═════ Extrait du document

Ensemble, ces trois cités vont rendre hommage à l'un des représentants les plus illustres de la littérature dialectale. Cinéma, théâtre, conférences, soirée poétique, tous ces moyens d'expression se mettront au service d'un art : la poésie.
Pour beaucoup, ce sera l'occasion de redécouvrir, voire de découvrir celui qui sut si bien évoquer son terroir par la musique de ses mots.
Grâce à son œuvre, nous allons pouvoir goûter toute la saveur de notre "alti scheene Heimetsproch".
Parce qu'il a le don de "Ressentir" avant les autres, malgré tout l'art dont il peut disposer pour exprimer les sentiments qui débordent de son Cœur, le Poète voit souvent son Cri se perdre dans le bruit de la foule qui se précipite et reconstruit sans arrêt sa nouvelle tour de Babel. Ce n'est pas un hasard si ce n'est qu'au fond des impasses que ce Cri ressurgit dans toute sa force et dans toute sa richesse.
En ce 100ème anniversaire de sa naissance, Nathan Katz, Poète de notre terroir mais aussi de l'Universel, Poète disparu mais toujours actuel, nous apporte heureusement un certain nombre de réponses qui nous invitent à une redécouverte.
L'euphorie du développement et de la consommation : nous avons goûté et perdu : les grandes théories idéologiques de tous acabits : nous avons constaté et rejeté, les promesses du politique : nous voyons et avons compris.

══════════
═════ Données fournies

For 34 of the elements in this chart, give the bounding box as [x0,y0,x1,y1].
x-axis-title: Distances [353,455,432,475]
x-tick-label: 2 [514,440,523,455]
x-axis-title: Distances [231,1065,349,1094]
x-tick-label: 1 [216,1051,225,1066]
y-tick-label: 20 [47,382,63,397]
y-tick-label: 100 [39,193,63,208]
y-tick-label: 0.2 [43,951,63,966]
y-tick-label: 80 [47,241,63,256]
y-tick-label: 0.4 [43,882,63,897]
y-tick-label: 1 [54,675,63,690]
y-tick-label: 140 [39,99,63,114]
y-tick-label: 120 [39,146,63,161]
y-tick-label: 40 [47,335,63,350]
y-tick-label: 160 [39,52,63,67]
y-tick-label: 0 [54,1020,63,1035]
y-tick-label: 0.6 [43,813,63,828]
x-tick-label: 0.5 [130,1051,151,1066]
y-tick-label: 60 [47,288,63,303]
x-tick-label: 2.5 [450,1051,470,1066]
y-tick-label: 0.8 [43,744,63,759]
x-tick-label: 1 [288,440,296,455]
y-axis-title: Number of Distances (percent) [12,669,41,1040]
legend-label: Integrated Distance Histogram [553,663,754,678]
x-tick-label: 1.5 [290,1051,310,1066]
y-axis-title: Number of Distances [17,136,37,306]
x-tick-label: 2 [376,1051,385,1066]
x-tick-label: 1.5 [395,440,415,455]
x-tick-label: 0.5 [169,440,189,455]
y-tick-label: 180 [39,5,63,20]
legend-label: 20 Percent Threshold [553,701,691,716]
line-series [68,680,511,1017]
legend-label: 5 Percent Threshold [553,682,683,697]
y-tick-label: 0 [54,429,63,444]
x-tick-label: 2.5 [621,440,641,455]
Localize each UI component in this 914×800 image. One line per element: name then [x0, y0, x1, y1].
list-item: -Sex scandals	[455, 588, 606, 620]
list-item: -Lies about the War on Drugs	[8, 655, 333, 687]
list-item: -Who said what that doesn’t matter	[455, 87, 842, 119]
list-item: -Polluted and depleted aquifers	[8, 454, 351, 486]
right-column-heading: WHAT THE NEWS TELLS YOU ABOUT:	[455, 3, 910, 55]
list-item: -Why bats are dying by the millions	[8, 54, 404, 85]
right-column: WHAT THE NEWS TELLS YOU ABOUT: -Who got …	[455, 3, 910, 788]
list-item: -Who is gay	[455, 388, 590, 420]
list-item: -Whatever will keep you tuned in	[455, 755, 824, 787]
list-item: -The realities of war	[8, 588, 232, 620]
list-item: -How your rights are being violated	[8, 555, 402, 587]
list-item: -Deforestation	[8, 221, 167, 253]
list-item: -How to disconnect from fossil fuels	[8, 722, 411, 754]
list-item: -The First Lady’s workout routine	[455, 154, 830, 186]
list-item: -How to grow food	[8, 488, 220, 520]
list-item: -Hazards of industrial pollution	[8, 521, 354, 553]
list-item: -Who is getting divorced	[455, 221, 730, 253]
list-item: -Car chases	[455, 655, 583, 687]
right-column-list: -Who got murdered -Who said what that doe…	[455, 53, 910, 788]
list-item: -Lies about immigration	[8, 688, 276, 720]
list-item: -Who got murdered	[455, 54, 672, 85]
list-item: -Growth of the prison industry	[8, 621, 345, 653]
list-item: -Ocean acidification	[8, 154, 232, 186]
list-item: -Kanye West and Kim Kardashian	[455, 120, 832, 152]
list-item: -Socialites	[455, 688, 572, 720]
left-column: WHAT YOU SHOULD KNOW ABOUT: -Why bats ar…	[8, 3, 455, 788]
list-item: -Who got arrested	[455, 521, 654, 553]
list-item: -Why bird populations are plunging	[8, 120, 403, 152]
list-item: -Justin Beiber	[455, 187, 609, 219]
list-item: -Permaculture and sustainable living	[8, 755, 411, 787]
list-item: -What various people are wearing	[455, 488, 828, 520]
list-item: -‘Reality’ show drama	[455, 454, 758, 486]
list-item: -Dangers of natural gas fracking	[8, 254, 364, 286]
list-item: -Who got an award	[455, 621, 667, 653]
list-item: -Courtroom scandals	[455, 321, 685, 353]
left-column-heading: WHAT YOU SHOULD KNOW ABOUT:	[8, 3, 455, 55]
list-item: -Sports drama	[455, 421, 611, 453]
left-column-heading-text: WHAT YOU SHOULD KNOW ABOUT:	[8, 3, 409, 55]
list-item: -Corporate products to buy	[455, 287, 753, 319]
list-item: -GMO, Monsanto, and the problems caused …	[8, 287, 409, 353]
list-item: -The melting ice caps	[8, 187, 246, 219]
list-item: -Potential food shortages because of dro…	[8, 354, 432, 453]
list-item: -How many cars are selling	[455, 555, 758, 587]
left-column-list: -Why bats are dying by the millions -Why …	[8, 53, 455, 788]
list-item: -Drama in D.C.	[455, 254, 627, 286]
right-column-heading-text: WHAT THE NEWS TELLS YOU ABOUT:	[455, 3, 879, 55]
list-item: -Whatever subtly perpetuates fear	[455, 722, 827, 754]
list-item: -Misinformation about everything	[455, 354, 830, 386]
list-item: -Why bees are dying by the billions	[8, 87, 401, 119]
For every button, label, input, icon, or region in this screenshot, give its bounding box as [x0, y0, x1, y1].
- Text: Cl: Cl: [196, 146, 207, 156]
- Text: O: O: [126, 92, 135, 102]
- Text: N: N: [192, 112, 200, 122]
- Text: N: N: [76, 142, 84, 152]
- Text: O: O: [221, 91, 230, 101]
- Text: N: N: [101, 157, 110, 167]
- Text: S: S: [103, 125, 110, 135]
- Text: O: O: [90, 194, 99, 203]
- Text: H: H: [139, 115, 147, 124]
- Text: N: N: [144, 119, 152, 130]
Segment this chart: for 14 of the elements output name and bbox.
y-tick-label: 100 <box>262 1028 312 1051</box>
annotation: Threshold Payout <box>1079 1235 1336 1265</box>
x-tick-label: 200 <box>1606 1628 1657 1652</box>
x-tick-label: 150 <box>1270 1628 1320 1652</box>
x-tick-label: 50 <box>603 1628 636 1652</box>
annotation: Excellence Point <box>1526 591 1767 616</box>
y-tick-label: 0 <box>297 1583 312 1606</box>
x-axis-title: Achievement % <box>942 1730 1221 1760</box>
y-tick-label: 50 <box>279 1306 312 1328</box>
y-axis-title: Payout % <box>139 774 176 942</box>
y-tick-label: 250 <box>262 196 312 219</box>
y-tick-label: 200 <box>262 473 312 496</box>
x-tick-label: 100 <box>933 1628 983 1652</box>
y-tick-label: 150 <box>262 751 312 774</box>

══════════

:: Exercices ::
1 > Recopiez mot pour mot le passage de l'extrait consacré à Nathan Katz, en commençant à "Parce qu'il a" et en terminant à "à une redécouverte.".
2 > Combien de lignes du listing contiennent le mot "dying", en respectant la casse ? Donnez seulement le nombre.

:: Réponses par exercice ::
1 >
Parce qu'il a le don de "Ressentir" avant les autres, malgré tout l'art dont il peut disposer pour exprimer les sentiments qui débordent de son Cœur, le Poète voit souvent son Cri se perdre dans le bruit de la foule qui se précipite et reconstruit sans arrêt sa nouvelle tour de Babel. Ce n'est pas un hasard si ce n'est qu'au fond des impasses que ce Cri ressurgit dans toute sa force et dans toute sa richesse.
En ce 100ème anniversaire de sa naissance, Nathan Katz, Poète de notre terroir mais aussi de l'Universel, Poète disparu mais toujours actuel, nous apporte heureusement un certain nombre de réponses qui nous invitent à une redécouverte.

2 > 3